§ Dataset excerpts:
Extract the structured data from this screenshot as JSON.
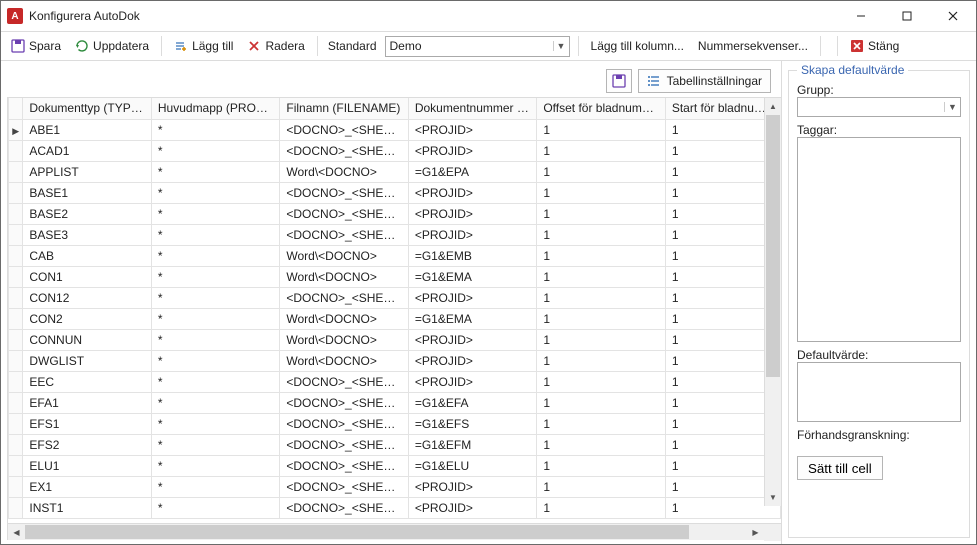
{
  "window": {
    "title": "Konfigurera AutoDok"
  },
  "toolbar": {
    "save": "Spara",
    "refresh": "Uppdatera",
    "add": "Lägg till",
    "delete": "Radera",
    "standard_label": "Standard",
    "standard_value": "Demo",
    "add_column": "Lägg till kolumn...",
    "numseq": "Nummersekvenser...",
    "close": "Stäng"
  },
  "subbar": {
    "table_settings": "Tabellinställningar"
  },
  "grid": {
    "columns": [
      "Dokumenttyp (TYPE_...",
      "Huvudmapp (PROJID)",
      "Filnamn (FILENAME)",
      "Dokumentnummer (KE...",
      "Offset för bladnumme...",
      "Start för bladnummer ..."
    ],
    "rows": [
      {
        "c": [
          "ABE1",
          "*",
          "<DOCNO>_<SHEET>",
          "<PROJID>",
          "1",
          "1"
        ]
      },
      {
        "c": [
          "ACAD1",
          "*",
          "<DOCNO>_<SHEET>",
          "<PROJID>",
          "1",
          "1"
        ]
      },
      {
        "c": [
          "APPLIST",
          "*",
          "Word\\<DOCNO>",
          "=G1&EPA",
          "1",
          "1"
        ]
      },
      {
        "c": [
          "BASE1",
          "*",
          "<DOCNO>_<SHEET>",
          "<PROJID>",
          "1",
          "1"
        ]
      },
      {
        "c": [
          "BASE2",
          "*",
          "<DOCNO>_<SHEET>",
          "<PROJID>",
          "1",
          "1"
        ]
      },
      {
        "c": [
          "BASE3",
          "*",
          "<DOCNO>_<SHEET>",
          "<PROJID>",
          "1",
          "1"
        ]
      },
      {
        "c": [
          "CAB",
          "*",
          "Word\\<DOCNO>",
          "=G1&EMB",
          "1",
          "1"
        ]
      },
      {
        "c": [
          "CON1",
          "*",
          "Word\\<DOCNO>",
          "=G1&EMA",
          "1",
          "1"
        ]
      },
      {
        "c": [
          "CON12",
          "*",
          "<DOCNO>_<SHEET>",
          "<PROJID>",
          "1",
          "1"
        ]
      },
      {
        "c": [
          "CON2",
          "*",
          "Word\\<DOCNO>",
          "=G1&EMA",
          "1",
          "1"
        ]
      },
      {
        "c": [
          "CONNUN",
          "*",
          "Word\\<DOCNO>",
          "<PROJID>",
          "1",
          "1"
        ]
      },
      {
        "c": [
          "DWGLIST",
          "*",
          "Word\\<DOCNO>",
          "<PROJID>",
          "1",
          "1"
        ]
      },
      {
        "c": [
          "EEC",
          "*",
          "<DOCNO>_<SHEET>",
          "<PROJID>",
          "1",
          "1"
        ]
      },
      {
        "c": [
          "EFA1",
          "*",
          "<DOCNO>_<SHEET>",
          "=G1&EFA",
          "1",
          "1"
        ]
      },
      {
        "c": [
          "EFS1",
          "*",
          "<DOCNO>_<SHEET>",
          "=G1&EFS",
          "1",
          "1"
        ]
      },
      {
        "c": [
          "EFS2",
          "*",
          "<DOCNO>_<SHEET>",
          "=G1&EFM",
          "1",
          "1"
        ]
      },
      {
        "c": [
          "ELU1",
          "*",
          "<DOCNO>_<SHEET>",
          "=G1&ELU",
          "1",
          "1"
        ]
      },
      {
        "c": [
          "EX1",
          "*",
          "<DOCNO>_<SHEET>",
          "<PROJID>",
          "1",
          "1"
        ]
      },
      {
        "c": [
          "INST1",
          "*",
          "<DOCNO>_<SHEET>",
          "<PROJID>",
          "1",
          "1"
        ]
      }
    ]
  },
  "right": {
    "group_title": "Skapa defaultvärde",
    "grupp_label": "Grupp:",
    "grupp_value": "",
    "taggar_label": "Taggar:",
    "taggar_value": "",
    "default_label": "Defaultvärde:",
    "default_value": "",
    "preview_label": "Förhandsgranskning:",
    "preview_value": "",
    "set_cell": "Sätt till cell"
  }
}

§ Set problem: Transcribe all entries above exactly. Drop the pictures.

§ Complete answer:
Extract the structured data from this screenshot as JSON.
{
  "window": {
    "title": "Konfigurera AutoDok"
  },
  "toolbar": {
    "save": "Spara",
    "refresh": "Uppdatera",
    "add": "Lägg till",
    "delete": "Radera",
    "standard_label": "Standard",
    "standard_value": "Demo",
    "add_column": "Lägg till kolumn...",
    "numseq": "Nummersekvenser...",
    "close": "Stäng"
  },
  "subbar": {
    "table_settings": "Tabellinställningar"
  },
  "grid": {
    "columns": [
      "Dokumenttyp (TYPE_...",
      "Huvudmapp (PROJID)",
      "Filnamn (FILENAME)",
      "Dokumentnummer (KE...",
      "Offset för bladnumme...",
      "Start för bladnummer ..."
    ],
    "rows": [
      {
        "c": [
          "ABE1",
          "*",
          "<DOCNO>_<SHEET>",
          "<PROJID>",
          "1",
          "1"
        ]
      },
      {
        "c": [
          "ACAD1",
          "*",
          "<DOCNO>_<SHEET>",
          "<PROJID>",
          "1",
          "1"
        ]
      },
      {
        "c": [
          "APPLIST",
          "*",
          "Word\\<DOCNO>",
          "=G1&EPA",
          "1",
          "1"
        ]
      },
      {
        "c": [
          "BASE1",
          "*",
          "<DOCNO>_<SHEET>",
          "<PROJID>",
          "1",
          "1"
        ]
      },
      {
        "c": [
          "BASE2",
          "*",
          "<DOCNO>_<SHEET>",
          "<PROJID>",
          "1",
          "1"
        ]
      },
      {
        "c": [
          "BASE3",
          "*",
          "<DOCNO>_<SHEET>",
          "<PROJID>",
          "1",
          "1"
        ]
      },
      {
        "c": [
          "CAB",
          "*",
          "Word\\<DOCNO>",
          "=G1&EMB",
          "1",
          "1"
        ]
      },
      {
        "c": [
          "CON1",
          "*",
          "Word\\<DOCNO>",
          "=G1&EMA",
          "1",
          "1"
        ]
      },
      {
        "c": [
          "CON12",
          "*",
          "<DOCNO>_<SHEET>",
          "<PROJID>",
          "1",
          "1"
        ]
      },
      {
        "c": [
          "CON2",
          "*",
          "Word\\<DOCNO>",
          "=G1&EMA",
          "1",
          "1"
        ]
      },
      {
        "c": [
          "CONNUN",
          "*",
          "Word\\<DOCNO>",
          "<PROJID>",
          "1",
          "1"
        ]
      },
      {
        "c": [
          "DWGLIST",
          "*",
          "Word\\<DOCNO>",
          "<PROJID>",
          "1",
          "1"
        ]
      },
      {
        "c": [
          "EEC",
          "*",
          "<DOCNO>_<SHEET>",
          "<PROJID>",
          "1",
          "1"
        ]
      },
      {
        "c": [
          "EFA1",
          "*",
          "<DOCNO>_<SHEET>",
          "=G1&EFA",
          "1",
          "1"
        ]
      },
      {
        "c": [
          "EFS1",
          "*",
          "<DOCNO>_<SHEET>",
          "=G1&EFS",
          "1",
          "1"
        ]
      },
      {
        "c": [
          "EFS2",
          "*",
          "<DOCNO>_<SHEET>",
          "=G1&EFM",
          "1",
          "1"
        ]
      },
      {
        "c": [
          "ELU1",
          "*",
          "<DOCNO>_<SHEET>",
          "=G1&ELU",
          "1",
          "1"
        ]
      },
      {
        "c": [
          "EX1",
          "*",
          "<DOCNO>_<SHEET>",
          "<PROJID>",
          "1",
          "1"
        ]
      },
      {
        "c": [
          "INST1",
          "*",
          "<DOCNO>_<SHEET>",
          "<PROJID>",
          "1",
          "1"
        ]
      }
    ]
  },
  "right": {
    "group_title": "Skapa defaultvärde",
    "grupp_label": "Grupp:",
    "grupp_value": "",
    "taggar_label": "Taggar:",
    "taggar_value": "",
    "default_label": "Defaultvärde:",
    "default_value": "",
    "preview_label": "Förhandsgranskning:",
    "preview_value": "",
    "set_cell": "Sätt till cell"
  }
}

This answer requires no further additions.